__PASSAGE GIVEN__:
-*-

In three judgments in 2013 (102 Tai-Shang-Zi No. 1732 (2013), 102 Tai-Shang-Zi No. 1766(2013), and 102 Tai-Shang-Zi No. 1932(2013)), the Supreme Court dismissed all the suits brought by employees who claimed that their former employer should pay them salaries as their dismissal was illegal. The Supreme Court held that those employees' rights to claim against their employer had been forfeited as they did not make the claims until years after their dismissal.
 
The plaintiffs in the three cases were all flight attendants who had been laid off by an airline in 2001 on the grounds of business contraction or operating loss after airlines around the world sustained a decline in business following the 9/11 terrorist attacks. All the employees received severance pay when they were laid off, had never objected in the roughly nine years since they left, and had other jobs. It was not until 2011 that they instituted those suits, requesting that the court confirm the existence of the employer-employee relationships between them and the former employer, and claiming that the employer should pay them the salaries and allowances payable to them since 2001. Despite the employer's contention that the plaintiffs' right to claim had been forfeited, the courts of first instance and second instance all determined that the rights forfeiture theory should apply to employers' rights only, confirmed the existence of the employer-employee relationships, and ordered the employer to pay the salaries payable to those former employees.

-*-

__MATERIAL SHOWN__:
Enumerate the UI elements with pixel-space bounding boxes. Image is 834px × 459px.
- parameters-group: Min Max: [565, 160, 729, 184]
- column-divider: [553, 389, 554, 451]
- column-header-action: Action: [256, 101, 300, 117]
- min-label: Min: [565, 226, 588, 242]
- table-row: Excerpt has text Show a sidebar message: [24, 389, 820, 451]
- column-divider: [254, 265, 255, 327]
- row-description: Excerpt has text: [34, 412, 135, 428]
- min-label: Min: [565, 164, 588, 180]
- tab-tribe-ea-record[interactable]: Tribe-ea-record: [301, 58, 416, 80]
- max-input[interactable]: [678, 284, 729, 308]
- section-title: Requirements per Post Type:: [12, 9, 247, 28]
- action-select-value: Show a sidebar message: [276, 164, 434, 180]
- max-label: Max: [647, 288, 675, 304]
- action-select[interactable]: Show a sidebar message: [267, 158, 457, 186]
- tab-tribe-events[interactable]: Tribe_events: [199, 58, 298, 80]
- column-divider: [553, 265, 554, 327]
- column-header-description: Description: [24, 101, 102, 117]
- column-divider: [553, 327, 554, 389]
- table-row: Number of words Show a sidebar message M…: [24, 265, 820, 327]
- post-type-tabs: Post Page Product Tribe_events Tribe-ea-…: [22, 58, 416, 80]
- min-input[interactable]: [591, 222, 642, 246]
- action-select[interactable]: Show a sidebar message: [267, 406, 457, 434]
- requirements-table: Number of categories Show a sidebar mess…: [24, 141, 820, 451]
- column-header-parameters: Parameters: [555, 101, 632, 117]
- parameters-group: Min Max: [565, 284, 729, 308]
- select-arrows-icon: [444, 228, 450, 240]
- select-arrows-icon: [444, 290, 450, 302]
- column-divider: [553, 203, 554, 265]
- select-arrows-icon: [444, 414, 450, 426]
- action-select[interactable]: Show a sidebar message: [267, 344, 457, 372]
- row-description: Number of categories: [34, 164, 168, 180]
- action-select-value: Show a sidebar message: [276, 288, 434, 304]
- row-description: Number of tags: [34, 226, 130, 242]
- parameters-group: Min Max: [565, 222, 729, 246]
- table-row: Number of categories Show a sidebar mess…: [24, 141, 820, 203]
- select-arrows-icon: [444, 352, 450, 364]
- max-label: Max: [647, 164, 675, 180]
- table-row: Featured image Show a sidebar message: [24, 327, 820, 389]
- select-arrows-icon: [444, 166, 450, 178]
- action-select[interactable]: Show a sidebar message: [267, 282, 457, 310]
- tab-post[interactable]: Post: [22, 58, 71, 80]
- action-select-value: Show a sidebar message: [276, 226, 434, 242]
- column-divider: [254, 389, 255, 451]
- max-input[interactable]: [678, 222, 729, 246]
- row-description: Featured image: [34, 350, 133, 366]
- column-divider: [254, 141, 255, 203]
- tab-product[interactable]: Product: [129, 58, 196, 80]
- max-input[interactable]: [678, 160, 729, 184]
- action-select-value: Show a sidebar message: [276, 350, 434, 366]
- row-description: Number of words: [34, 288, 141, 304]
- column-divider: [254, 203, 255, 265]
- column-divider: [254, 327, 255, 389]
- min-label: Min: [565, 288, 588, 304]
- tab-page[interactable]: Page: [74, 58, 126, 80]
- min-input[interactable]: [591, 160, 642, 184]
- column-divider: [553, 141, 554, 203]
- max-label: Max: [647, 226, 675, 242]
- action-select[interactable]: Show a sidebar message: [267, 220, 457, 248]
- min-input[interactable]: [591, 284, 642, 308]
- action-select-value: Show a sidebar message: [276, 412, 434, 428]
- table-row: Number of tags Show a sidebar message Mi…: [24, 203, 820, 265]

-*-

__TASKS TO PERFORM__:
A - According to the passage on the 2013 judgments, what grounds did the airline give for laying off the flight attendants in 2001?
B - Return the part of the passage on the 2013 judgments from "In three judgments" to "after their dismissal.".
C - Condense the paragraph of the passage on the 2013 judgments that begins "The plaintiffs in the three cases", keeping its main facts.
The records can be set aside for this work.

__ANSWER SET__:
A - Business contraction or operating loss.

B -
In three judgments in 2013 (102 Tai-Shang-Zi No. 1732 (2013), 102 Tai-Shang-Zi No. 1766(2013), and 102 Tai-Shang-Zi No. 1932(2013)), the Supreme Court dismissed all the suits brought by employees who claimed that their former employer should pay them salaries as their dismissal was illegal. The Supreme Court held that those employees' rights to claim against their employer had been forfeited as they did not make the claims until years after their dismissal.

C - The plaintiffs were all flight attendants. An airline laid them off in 2001, citing business contraction or operating loss after the decline in airline business that followed the 9/11 attacks. They received severance pay, raised no objection for about nine years and held other jobs. In 2011 they sued. They asked the court to confirm their employment relationships with the former employer and to order it to pay the salaries and allowances owed since 2001. The employer argued that their right to claim had been forfeited. However, the courts of first and second instance held that the rights forfeiture theory applies only to employers' rights. Those courts confirmed the employment relationships and ordered the employer to pay the salaries.